Moominmama Visits Gros Morne National Park
Wherein Moominmama walks the mantle of the Earth, crosses from the Ordovician to the Cambrian, and hikes the boreal forests of Newfoundland...
Moominmama had a largely sleepless overnight ferry ride from Sydney, Nova Scotia, but the drama of Newfoundland quickly woke me up as I traveled up the island's Northern Peninsula to arrive at Gros Morne National Park.
The mountains and boreal forests of the park are thrilling. And if that wasn't enough, the geology of this area turns out to be incredibly unique. Newfoundland's west coast was shaped initially by a collision of tectonic plates. In the process, a section of the Earth's mantle slid up over the crust instead of below. This has happened in only a few places in the world, and Gros Morne is one of them.
The area is called the Tablelands, and it's a rusty red color, with rocks called peridotite that discourage plant life. Apparently, this area has been studied for its similarity to the planet Mars. Peridotite is dense and dark green until it oxidizes on the outside. Slice into it, and the rust red is only a a crust on the surface.

• • • • •

--- Requirement A ---
In the account of the visit to Gros Morne National Park, what color is peridotite before it oxidizes on the outside?
--- Requirement B ---
Reproduce word for word the part of the account of the visit to Gros Morne National Park that opens with "Moominmama had a" and closes with "Morne National Park.".
--- Requirement C ---
Supply the next part of the account of the visit to Gros Morne National Park, starting after its last sentence.

• • • • •

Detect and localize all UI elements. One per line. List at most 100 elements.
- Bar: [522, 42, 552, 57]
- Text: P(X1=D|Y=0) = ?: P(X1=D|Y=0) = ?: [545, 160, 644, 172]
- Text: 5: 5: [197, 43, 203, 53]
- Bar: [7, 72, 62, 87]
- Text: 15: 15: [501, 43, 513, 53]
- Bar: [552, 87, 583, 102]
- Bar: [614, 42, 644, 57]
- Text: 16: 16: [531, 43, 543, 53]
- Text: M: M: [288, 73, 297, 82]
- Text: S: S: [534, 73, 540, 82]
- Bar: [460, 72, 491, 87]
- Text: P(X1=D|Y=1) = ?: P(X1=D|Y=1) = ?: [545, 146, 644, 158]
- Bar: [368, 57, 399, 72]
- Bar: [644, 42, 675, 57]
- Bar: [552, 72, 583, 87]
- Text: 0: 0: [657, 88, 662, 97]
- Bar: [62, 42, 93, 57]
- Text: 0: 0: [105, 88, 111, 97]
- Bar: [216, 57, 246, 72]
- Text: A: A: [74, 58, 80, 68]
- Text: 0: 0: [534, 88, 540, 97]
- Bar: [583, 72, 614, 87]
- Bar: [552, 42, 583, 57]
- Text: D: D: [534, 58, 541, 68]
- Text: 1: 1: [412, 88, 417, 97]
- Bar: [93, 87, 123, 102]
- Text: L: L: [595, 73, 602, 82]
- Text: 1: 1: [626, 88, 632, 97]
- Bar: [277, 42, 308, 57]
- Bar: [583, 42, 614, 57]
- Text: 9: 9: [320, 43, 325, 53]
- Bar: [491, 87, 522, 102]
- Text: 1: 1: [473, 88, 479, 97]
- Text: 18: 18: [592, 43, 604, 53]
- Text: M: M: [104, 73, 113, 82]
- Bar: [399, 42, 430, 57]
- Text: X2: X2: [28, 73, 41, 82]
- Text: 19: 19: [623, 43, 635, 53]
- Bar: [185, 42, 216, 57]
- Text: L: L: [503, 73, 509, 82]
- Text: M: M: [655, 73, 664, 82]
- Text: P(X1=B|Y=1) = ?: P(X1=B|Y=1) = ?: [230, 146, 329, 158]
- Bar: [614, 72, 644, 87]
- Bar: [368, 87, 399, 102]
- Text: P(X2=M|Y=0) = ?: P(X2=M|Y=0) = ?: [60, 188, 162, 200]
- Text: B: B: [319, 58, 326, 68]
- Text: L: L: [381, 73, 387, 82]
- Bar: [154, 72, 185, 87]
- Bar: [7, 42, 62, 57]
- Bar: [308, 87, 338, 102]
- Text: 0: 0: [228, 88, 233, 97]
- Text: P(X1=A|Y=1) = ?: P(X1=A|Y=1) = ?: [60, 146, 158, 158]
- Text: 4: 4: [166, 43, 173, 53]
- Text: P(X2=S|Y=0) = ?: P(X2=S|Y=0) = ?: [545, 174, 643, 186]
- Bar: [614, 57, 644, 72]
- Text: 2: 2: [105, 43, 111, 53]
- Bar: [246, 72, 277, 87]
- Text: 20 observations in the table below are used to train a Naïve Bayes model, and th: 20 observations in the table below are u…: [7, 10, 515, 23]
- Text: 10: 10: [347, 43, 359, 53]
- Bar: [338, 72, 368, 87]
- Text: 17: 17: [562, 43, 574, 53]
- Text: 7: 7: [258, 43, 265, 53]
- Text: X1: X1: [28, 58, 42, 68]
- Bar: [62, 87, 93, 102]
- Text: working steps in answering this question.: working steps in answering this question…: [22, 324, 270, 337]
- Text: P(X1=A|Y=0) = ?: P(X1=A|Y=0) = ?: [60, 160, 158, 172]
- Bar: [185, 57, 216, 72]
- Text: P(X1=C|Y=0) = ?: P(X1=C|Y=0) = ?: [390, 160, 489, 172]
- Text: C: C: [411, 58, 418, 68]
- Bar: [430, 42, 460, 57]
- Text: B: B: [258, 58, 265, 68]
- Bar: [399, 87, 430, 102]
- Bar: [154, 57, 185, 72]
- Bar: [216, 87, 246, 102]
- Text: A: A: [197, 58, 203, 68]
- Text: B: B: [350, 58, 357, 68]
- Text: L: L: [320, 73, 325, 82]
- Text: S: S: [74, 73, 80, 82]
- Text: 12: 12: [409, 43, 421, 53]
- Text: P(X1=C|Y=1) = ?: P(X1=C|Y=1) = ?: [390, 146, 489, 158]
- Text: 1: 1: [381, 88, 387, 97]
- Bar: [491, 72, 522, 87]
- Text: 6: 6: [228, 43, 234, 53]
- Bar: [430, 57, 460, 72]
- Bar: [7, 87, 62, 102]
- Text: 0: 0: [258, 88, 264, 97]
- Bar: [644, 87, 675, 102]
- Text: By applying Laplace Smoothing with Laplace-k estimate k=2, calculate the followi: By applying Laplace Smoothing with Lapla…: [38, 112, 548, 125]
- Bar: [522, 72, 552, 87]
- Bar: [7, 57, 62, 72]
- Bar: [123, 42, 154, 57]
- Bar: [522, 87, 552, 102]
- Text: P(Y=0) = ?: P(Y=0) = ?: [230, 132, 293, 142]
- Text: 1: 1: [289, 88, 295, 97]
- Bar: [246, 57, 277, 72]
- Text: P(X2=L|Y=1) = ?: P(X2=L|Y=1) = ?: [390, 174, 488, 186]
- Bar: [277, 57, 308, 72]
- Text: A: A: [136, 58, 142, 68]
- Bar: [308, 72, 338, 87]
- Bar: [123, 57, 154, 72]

• • • • •

--- Response box A ---
Dark green.

--- Response box B ---
Moominmama had a largely sleepless overnight ferry ride from Sydney, Nova Scotia, but the drama of Newfoundland quickly woke me up as I traveled up the island's Northern Peninsula to arrive at Gros Morne National Park.

--- Response box C ---
Pressure and heat also create metamorphic rocks of serpentinite, so-called because of the snakeskin-like patterns. But all of this rock is full of heavy metals and remains toxic to most forms of plant life.
Only a few plants, able to absorb and store toxins, grow here. And even then, they have to endure ferocious winds, harsh sun and frigid winters. These plants are studied because they have potential to help remediate contamination in other parts of the world.
One other thing that grows here are carnivorous plants! In fact, the Newfoundland emblem is a pitcher plant, which survives on flying midges, ants and other small bugs, trapping them in its "pitcher" shape. It also grows a fascinating stalk with an almost clam-shaped "flower" that also catches flying prey.Newfoundland has proven to be so much more exotic than I ever expected!
One other fascinating area for scientists turns out to be the pastorally named Green Point. But below the grassy point is sedimentary rock that was pushed and folded by the tectonic collision.
Because of the fossils found in these folds, scientists recognized these were layers that date back to the Cambrian and Ordovician periods.
In fact, there were changes to the forms a few of these creatures took at the end of the Cambrian and the beginning of the Ordovician. One of them is a conodont, an ancestor of the lamprey, which evolved teeth by the time of the Ordovician but did not have teeth during the Cambrian era.
Here's our parks guide, Carol, with an illustration of what an Ordovician conodont might have looked like, as she calms our fears by indicating with her fingers that the creature was no longer than 10 centimeters.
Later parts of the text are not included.